(Data entries)
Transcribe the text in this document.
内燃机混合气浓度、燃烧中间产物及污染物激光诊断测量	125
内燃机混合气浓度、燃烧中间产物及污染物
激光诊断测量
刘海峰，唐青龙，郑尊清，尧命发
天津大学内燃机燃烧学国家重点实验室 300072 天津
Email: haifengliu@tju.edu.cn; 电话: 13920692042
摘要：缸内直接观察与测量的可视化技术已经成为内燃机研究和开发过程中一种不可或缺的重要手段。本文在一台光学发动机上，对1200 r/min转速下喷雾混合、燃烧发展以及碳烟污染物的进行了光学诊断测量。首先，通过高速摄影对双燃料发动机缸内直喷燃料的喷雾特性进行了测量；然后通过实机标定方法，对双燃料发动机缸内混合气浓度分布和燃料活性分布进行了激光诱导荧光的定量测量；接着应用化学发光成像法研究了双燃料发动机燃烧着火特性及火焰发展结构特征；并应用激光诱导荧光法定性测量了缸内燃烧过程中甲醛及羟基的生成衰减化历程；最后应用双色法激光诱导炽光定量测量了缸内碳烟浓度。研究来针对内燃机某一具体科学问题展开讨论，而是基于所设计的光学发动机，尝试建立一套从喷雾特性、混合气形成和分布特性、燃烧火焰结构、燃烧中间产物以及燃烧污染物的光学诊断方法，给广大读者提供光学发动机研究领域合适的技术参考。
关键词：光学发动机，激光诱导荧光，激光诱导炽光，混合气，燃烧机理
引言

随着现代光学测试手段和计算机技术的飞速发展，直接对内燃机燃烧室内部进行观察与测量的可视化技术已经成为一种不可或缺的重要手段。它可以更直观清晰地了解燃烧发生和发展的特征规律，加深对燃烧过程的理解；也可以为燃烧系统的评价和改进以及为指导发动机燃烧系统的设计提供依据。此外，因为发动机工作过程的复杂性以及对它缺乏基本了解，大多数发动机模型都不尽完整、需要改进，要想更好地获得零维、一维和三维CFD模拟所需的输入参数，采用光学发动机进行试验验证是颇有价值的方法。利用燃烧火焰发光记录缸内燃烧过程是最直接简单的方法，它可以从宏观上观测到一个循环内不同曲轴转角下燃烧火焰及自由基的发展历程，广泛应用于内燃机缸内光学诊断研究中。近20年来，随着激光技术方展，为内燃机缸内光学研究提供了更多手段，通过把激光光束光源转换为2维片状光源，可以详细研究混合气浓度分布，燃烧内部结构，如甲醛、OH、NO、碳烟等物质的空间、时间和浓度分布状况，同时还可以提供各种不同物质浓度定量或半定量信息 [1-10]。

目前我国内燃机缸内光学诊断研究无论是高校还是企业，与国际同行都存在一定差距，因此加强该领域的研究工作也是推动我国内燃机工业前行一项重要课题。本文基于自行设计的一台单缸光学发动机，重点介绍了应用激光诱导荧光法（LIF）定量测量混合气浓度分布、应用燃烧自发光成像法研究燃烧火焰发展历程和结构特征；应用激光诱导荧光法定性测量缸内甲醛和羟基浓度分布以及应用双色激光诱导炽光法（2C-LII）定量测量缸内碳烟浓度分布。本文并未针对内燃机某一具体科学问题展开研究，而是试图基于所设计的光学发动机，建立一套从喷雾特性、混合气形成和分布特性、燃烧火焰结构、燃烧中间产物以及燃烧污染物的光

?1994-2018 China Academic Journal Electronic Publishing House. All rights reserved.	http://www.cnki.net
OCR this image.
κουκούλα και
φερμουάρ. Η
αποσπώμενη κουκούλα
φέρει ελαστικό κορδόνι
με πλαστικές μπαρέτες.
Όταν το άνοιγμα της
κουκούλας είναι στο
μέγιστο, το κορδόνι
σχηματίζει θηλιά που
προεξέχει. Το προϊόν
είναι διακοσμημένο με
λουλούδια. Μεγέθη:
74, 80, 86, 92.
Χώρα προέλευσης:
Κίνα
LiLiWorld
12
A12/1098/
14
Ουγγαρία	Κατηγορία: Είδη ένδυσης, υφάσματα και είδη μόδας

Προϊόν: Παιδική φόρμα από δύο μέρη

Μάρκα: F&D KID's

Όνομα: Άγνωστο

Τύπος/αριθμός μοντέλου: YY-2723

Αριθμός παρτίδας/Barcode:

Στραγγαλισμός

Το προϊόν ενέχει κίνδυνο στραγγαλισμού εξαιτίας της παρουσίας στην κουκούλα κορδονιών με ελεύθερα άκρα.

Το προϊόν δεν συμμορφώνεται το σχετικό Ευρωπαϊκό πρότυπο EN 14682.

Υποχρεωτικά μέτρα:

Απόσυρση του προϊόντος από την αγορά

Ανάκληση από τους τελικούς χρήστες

- [WORK INSTRUCTIONS]: Repeat the data above exactly.

- [REPLY TO THE TASK]:
Transcribe the text in this document.
内燃机混合气浓度、燃烧中间产物及污染物激光诊断测量	125
内燃机混合气浓度、燃烧中间产物及污染物
激光诊断测量
刘海峰，唐青龙，郑尊清，尧命发
天津大学内燃机燃烧学国家重点实验室 300072 天津
Email: haifengliu@tju.edu.cn; 电话: 13920692042
摘要：缸内直接观察与测量的可视化技术已经成为内燃机研究和开发过程中一种不可或缺的重要手段。本文在一台光学发动机上，对1200 r/min转速下喷雾混合、燃烧发展以及碳烟污染物的进行了光学诊断测量。首先，通过高速摄影对双燃料发动机缸内直喷燃料的喷雾特性进行了测量；然后通过实机标定方法，对双燃料发动机缸内混合气浓度分布和燃料活性分布进行了激光诱导荧光的定量测量；接着应用化学发光成像法研究了双燃料发动机燃烧着火特性及火焰发展结构特征；并应用激光诱导荧光法定性测量了缸内燃烧过程中甲醛及羟基的生成衰减化历程；最后应用双色法激光诱导炽光定量测量了缸内碳烟浓度。研究来针对内燃机某一具体科学问题展开讨论，而是基于所设计的光学发动机，尝试建立一套从喷雾特性、混合气形成和分布特性、燃烧火焰结构、燃烧中间产物以及燃烧污染物的光学诊断方法，给广大读者提供光学发动机研究领域合适的技术参考。
关键词：光学发动机，激光诱导荧光，激光诱导炽光，混合气，燃烧机理
引言

随着现代光学测试手段和计算机技术的飞速发展，直接对内燃机燃烧室内部进行观察与测量的可视化技术已经成为一种不可或缺的重要手段。它可以更直观清晰地了解燃烧发生和发展的特征规律，加深对燃烧过程的理解；也可以为燃烧系统的评价和改进以及为指导发动机燃烧系统的设计提供依据。此外，因为发动机工作过程的复杂性以及对它缺乏基本了解，大多数发动机模型都不尽完整、需要改进，要想更好地获得零维、一维和三维CFD模拟所需的输入参数，采用光学发动机进行试验验证是颇有价值的方法。利用燃烧火焰发光记录缸内燃烧过程是最直接简单的方法，它可以从宏观上观测到一个循环内不同曲轴转角下燃烧火焰及自由基的发展历程，广泛应用于内燃机缸内光学诊断研究中。近20年来，随着激光技术方展，为内燃机缸内光学研究提供了更多手段，通过把激光光束光源转换为2维片状光源，可以详细研究混合气浓度分布，燃烧内部结构，如甲醛、OH、NO、碳烟等物质的空间、时间和浓度分布状况，同时还可以提供各种不同物质浓度定量或半定量信息 [1-10]。

目前我国内燃机缸内光学诊断研究无论是高校还是企业，与国际同行都存在一定差距，因此加强该领域的研究工作也是推动我国内燃机工业前行一项重要课题。本文基于自行设计的一台单缸光学发动机，重点介绍了应用激光诱导荧光法（LIF）定量测量混合气浓度分布、应用燃烧自发光成像法研究燃烧火焰发展历程和结构特征；应用激光诱导荧光法定性测量缸内甲醛和羟基浓度分布以及应用双色激光诱导炽光法（2C-LII）定量测量缸内碳烟浓度分布。本文并未针对内燃机某一具体科学问题展开研究，而是试图基于所设计的光学发动机，建立一套从喷雾特性、混合气形成和分布特性、燃烧火焰结构、燃烧中间产物以及燃烧污染物的光

?1994-2018 China Academic Journal Electronic Publishing House. All rights reserved.	http://www.cnki.net
OCR this image.
κουκούλα και
φερμουάρ. Η
αποσπώμενη κουκούλα
φέρει ελαστικό κορδόνι
με πλαστικές μπαρέτες.
Όταν το άνοιγμα της
κουκούλας είναι στο
μέγιστο, το κορδόνι
σχηματίζει θηλιά που
προεξέχει. Το προϊόν
είναι διακοσμημένο με
λουλούδια. Μεγέθη:
74, 80, 86, 92.
Χώρα προέλευσης:
Κίνα
LiLiWorld
12
A12/1098/
14
Ουγγαρία	Κατηγορία: Είδη ένδυσης, υφάσματα και είδη μόδας

Προϊόν: Παιδική φόρμα από δύο μέρη

Μάρκα: F&D KID's

Όνομα: Άγνωστο

Τύπος/αριθμός μοντέλου: YY-2723

Αριθμός παρτίδας/Barcode:

Στραγγαλισμός

Το προϊόν ενέχει κίνδυνο στραγγαλισμού εξαιτίας της παρουσίας στην κουκούλα κορδονιών με ελεύθερα άκρα.

Το προϊόν δεν συμμορφώνεται το σχετικό Ευρωπαϊκό πρότυπο EN 14682.

Υποχρεωτικά μέτρα:

Απόσυρση του προϊόντος από την αγορά

Ανάκληση από τους τελικούς χρήστες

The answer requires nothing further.